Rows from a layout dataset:
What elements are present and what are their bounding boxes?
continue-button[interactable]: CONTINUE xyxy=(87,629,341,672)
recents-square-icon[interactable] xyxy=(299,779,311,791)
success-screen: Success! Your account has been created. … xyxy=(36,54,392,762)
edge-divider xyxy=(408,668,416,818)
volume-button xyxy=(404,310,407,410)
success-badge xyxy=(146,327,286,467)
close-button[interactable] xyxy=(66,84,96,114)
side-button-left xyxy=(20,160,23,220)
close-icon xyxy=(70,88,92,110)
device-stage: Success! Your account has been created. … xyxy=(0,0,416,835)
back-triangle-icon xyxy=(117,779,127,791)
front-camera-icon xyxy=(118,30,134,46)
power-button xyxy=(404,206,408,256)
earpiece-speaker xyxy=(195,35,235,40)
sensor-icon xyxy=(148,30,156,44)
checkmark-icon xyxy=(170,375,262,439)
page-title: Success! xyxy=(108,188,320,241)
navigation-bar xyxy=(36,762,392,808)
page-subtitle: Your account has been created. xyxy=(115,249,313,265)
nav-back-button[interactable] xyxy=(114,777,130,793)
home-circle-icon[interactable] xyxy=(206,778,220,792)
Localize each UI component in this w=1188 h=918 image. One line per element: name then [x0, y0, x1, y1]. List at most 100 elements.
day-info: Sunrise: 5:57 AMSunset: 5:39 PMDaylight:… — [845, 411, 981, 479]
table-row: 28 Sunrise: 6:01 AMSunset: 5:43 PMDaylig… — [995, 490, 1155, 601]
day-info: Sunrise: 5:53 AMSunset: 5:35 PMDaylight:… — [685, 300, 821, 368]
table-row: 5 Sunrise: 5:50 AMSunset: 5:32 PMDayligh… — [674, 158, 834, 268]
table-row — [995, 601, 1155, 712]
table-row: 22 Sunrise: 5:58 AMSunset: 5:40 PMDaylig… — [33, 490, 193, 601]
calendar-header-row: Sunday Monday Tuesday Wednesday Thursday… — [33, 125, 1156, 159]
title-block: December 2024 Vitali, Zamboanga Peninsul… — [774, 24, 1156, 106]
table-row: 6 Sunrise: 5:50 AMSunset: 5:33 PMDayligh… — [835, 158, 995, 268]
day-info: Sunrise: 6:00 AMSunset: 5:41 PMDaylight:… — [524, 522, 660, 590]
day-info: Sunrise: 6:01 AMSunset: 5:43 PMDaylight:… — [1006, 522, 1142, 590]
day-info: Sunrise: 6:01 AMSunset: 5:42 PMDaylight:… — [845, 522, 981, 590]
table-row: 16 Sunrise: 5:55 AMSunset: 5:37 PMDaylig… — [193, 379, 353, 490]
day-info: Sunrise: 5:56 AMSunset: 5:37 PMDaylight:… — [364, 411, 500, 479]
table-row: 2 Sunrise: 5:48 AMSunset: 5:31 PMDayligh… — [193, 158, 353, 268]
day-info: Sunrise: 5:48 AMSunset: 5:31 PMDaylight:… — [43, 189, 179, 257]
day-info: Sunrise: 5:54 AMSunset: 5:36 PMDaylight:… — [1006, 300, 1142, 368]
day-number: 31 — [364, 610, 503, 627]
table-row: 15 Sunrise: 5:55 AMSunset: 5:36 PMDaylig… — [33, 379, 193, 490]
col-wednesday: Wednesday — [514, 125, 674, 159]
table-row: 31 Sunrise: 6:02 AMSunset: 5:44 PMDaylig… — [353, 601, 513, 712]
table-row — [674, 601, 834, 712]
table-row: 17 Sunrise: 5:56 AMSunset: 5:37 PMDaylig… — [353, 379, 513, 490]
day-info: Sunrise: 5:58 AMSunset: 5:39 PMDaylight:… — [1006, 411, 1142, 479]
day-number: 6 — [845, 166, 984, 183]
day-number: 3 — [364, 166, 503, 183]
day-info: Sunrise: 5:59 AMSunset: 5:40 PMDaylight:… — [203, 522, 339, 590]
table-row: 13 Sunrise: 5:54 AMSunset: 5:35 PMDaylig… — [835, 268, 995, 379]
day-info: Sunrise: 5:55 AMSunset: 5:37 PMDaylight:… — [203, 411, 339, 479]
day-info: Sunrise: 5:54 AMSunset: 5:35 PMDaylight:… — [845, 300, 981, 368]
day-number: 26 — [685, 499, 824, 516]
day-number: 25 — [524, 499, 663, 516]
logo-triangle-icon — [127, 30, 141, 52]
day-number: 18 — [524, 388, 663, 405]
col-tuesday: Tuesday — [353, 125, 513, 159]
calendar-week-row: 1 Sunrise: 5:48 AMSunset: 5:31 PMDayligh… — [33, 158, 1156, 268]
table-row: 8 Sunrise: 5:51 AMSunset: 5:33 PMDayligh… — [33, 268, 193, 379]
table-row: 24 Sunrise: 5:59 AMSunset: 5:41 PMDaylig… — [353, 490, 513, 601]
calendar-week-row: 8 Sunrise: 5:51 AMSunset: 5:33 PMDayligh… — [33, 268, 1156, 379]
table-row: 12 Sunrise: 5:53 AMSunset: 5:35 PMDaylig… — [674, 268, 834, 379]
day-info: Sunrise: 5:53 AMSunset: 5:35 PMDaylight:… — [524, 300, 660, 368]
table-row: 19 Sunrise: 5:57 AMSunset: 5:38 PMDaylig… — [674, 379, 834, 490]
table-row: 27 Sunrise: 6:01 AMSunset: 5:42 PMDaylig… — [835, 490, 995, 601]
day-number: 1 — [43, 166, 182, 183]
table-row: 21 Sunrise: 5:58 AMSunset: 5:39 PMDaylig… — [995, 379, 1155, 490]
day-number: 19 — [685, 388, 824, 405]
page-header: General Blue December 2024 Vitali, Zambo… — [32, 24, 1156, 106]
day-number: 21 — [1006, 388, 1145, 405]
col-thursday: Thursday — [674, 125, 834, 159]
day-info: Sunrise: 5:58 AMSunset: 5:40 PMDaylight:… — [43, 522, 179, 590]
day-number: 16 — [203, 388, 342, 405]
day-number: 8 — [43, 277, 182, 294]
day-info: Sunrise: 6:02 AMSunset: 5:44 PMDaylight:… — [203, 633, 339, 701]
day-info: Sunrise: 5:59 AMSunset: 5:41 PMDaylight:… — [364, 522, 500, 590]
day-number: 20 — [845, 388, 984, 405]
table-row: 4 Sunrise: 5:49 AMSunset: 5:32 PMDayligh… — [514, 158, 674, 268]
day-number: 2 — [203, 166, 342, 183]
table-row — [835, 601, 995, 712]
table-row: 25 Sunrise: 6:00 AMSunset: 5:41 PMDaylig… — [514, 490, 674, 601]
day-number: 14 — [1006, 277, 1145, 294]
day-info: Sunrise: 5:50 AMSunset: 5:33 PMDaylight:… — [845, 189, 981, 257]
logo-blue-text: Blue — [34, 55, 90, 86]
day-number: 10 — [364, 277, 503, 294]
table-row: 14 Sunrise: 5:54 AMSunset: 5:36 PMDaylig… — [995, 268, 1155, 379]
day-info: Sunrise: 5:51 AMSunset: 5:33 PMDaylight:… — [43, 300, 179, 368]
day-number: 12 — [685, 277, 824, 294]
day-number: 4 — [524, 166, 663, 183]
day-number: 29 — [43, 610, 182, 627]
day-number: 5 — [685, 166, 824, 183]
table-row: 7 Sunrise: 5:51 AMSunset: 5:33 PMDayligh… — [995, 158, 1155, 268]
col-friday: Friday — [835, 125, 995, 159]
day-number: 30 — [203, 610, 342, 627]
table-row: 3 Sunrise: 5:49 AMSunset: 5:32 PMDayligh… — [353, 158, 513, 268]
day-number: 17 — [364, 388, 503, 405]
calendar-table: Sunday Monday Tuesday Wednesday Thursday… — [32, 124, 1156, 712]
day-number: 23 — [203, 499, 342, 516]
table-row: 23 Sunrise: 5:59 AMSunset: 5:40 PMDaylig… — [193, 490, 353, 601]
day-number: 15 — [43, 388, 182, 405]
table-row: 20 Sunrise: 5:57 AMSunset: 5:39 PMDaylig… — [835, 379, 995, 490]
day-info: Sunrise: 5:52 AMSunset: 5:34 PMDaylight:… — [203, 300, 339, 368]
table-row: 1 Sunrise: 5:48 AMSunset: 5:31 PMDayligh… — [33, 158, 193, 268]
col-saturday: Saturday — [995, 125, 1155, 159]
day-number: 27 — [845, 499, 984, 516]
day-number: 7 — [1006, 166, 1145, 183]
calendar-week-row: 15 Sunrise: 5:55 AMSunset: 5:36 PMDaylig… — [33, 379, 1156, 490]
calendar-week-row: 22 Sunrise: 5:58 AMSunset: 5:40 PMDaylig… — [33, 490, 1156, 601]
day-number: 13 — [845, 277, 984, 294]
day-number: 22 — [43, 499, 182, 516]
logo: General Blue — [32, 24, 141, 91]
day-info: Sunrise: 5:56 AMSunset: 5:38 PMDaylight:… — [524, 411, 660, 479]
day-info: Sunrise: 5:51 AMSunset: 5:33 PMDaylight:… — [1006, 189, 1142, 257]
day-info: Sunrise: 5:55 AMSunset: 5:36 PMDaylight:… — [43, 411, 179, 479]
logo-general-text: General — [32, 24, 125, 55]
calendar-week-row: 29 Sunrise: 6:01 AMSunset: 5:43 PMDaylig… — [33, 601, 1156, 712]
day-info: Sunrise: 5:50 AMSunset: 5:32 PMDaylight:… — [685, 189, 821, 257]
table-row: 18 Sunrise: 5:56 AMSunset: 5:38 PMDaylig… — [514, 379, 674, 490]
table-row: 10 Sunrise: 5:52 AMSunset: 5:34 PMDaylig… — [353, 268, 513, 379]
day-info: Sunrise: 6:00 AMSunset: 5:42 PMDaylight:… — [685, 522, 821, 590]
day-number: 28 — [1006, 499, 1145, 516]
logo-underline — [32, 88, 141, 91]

TASK INSTRUCTIONS
Reproduce verbatim everything from the start of the records down to the line containing "Localize each UI", including that line.

TASK SOLUTION
What elements are present and what are their bounding boxes?
continue-button[interactable]: CONTINUE xyxy=(87,629,341,672)
recents-square-icon[interactable] xyxy=(299,779,311,791)
success-screen: Success! Your account has been created. … xyxy=(36,54,392,762)
edge-divider xyxy=(408,668,416,818)
volume-button xyxy=(404,310,407,410)
success-badge xyxy=(146,327,286,467)
close-button[interactable] xyxy=(66,84,96,114)
side-button-left xyxy=(20,160,23,220)
close-icon xyxy=(70,88,92,110)
device-stage: Success! Your account has been created. … xyxy=(0,0,416,835)
back-triangle-icon xyxy=(117,779,127,791)
front-camera-icon xyxy=(118,30,134,46)
power-button xyxy=(404,206,408,256)
earpiece-speaker xyxy=(195,35,235,40)
sensor-icon xyxy=(148,30,156,44)
checkmark-icon xyxy=(170,375,262,439)
page-title: Success! xyxy=(108,188,320,241)
navigation-bar xyxy=(36,762,392,808)
page-subtitle: Your account has been created. xyxy=(115,249,313,265)
nav-back-button[interactable] xyxy=(114,777,130,793)
home-circle-icon[interactable] xyxy=(206,778,220,792)
Localize each UI component in this w=1188 h=918 image. One line per element: name then [x0, y0, x1, y1]. List at most 100 elements.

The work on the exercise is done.